## DATASET ROWS
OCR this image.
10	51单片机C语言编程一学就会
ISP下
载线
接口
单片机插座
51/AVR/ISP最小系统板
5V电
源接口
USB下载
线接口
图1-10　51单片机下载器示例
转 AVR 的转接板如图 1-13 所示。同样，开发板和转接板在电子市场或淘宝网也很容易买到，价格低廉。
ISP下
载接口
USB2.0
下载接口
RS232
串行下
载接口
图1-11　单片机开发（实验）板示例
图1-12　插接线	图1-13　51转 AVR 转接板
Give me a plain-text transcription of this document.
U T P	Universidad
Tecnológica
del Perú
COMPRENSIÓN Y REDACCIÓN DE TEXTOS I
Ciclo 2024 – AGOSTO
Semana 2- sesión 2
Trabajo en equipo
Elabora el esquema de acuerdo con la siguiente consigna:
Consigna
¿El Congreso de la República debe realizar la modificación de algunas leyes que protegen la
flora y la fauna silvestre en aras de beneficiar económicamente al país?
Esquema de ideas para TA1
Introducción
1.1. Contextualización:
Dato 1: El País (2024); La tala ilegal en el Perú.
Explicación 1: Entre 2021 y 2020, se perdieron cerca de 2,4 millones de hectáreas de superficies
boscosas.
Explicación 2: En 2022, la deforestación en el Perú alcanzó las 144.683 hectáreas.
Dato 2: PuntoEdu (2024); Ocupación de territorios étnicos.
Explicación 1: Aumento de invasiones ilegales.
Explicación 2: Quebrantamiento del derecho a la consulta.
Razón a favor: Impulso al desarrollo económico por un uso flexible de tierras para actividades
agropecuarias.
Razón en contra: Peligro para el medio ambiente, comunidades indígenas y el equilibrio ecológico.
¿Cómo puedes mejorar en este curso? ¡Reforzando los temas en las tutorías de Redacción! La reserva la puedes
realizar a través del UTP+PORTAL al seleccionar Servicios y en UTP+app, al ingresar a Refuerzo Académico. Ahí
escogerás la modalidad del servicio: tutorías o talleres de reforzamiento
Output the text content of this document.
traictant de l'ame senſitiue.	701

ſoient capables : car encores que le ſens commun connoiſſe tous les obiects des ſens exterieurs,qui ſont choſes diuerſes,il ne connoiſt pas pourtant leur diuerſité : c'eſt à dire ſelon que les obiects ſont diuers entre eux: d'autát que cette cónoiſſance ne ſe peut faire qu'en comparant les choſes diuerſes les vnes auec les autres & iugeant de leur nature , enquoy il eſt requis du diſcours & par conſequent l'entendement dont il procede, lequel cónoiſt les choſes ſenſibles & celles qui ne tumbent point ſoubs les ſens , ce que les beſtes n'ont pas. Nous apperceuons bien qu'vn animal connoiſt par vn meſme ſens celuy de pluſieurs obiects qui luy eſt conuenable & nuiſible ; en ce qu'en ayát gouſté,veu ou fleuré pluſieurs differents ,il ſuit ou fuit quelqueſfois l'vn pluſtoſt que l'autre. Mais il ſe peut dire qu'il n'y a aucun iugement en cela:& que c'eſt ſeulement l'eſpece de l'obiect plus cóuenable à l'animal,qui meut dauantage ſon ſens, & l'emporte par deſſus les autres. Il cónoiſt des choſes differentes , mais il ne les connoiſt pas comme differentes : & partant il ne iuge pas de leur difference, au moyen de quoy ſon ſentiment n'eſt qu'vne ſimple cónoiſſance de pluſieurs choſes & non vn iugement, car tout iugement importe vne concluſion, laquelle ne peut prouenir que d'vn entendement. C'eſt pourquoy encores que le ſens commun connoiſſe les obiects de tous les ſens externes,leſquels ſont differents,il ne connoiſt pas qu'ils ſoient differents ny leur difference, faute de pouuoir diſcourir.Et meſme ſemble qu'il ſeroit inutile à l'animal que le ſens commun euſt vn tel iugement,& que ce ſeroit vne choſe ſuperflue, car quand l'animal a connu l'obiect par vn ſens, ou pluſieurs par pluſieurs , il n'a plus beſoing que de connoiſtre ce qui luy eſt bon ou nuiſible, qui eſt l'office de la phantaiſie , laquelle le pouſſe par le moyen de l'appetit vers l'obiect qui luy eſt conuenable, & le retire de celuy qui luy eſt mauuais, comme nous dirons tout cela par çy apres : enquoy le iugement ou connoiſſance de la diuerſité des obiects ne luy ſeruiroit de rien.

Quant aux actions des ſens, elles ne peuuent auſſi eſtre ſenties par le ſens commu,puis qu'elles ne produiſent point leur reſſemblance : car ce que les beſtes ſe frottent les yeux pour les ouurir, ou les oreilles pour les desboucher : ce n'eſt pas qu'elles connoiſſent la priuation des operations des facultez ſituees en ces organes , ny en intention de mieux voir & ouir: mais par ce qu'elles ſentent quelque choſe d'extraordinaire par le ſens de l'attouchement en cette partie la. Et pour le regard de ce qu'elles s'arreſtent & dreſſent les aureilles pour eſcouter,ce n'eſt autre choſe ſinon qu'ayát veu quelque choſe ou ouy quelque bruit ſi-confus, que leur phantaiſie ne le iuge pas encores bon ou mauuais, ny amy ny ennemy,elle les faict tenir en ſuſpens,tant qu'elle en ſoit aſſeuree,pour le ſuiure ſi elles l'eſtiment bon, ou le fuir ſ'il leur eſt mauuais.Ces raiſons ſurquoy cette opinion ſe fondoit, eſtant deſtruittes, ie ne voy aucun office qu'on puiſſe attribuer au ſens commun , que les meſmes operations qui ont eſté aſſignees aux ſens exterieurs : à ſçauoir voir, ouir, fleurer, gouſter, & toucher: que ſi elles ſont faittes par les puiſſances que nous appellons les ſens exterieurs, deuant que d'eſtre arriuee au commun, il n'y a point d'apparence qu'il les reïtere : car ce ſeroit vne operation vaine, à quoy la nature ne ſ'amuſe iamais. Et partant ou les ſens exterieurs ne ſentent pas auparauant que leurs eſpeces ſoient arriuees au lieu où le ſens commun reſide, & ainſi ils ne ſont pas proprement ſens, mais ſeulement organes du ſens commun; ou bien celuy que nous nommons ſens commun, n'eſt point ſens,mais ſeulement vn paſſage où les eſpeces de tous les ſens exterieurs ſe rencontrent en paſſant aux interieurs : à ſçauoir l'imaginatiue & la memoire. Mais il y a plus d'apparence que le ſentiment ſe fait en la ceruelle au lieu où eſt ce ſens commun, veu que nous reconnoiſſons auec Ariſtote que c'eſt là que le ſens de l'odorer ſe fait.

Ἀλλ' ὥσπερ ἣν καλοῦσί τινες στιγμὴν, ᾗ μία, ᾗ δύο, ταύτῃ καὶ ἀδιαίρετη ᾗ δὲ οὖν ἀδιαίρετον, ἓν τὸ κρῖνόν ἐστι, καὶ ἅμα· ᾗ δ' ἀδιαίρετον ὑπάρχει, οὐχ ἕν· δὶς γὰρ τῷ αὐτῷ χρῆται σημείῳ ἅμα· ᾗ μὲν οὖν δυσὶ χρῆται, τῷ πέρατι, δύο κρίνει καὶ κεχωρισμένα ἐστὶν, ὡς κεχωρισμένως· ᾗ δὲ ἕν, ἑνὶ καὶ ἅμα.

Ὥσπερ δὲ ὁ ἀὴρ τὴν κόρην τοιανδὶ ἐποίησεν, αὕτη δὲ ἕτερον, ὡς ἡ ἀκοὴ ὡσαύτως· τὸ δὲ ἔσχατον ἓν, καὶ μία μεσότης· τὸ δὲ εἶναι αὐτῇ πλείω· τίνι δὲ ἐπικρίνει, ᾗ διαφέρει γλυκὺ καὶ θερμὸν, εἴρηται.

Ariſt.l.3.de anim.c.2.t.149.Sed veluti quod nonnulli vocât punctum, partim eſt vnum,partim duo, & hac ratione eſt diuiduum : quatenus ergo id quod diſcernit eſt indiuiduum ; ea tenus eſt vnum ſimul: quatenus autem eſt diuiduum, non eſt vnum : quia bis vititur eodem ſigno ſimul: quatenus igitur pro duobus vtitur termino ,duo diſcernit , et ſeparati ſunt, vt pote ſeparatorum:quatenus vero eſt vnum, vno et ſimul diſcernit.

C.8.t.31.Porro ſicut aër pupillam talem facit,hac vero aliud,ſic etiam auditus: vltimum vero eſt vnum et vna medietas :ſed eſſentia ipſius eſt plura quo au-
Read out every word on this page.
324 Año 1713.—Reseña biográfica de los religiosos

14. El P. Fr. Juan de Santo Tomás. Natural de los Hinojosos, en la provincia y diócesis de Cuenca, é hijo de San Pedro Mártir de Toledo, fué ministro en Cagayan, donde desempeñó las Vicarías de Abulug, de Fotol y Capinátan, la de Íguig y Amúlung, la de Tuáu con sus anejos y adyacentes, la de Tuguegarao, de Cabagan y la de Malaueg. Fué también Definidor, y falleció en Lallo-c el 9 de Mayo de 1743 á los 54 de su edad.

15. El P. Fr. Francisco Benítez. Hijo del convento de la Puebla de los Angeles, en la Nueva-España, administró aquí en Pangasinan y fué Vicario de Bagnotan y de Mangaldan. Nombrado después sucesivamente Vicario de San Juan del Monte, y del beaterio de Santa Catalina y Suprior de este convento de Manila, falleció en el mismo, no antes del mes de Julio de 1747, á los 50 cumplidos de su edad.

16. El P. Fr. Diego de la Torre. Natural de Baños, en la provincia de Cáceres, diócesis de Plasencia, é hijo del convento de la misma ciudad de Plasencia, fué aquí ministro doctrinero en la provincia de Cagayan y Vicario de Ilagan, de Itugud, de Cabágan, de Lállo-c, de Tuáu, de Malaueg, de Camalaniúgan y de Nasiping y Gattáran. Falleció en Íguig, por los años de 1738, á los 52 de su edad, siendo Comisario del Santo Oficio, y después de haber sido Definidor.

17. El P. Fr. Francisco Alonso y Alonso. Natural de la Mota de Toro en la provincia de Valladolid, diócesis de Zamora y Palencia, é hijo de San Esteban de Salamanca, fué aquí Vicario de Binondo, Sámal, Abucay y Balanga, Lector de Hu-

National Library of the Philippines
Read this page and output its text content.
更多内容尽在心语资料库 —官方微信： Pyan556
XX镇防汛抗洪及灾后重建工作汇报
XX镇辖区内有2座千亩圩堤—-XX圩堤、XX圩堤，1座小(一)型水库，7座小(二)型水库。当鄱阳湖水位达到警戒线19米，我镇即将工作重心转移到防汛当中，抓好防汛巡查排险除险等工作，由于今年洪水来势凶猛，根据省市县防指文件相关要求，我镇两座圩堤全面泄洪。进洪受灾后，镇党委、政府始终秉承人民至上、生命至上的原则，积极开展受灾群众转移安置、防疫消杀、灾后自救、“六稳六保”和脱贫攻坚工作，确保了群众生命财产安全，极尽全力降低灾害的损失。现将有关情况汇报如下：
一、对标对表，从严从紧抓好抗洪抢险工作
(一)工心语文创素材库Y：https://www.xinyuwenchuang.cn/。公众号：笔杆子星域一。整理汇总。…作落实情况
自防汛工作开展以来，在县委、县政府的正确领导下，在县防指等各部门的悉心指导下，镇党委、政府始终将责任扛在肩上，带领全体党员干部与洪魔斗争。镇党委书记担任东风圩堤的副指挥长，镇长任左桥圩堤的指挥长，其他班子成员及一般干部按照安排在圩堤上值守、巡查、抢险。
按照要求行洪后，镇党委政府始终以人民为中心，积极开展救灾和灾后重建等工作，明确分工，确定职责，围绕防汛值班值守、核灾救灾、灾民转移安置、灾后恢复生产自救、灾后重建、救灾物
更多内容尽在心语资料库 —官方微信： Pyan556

## DIRECTIVE
Using the records above, list each line that includes "Razón".

## ANSWER TO THIS TASK
Razón a favor: Impulso al desarrollo económico por un uso flexible de tierras para actividades
Razón en contra: Peligro para el medio ambiente, comunidades indígenas y el equilibrio ecológico.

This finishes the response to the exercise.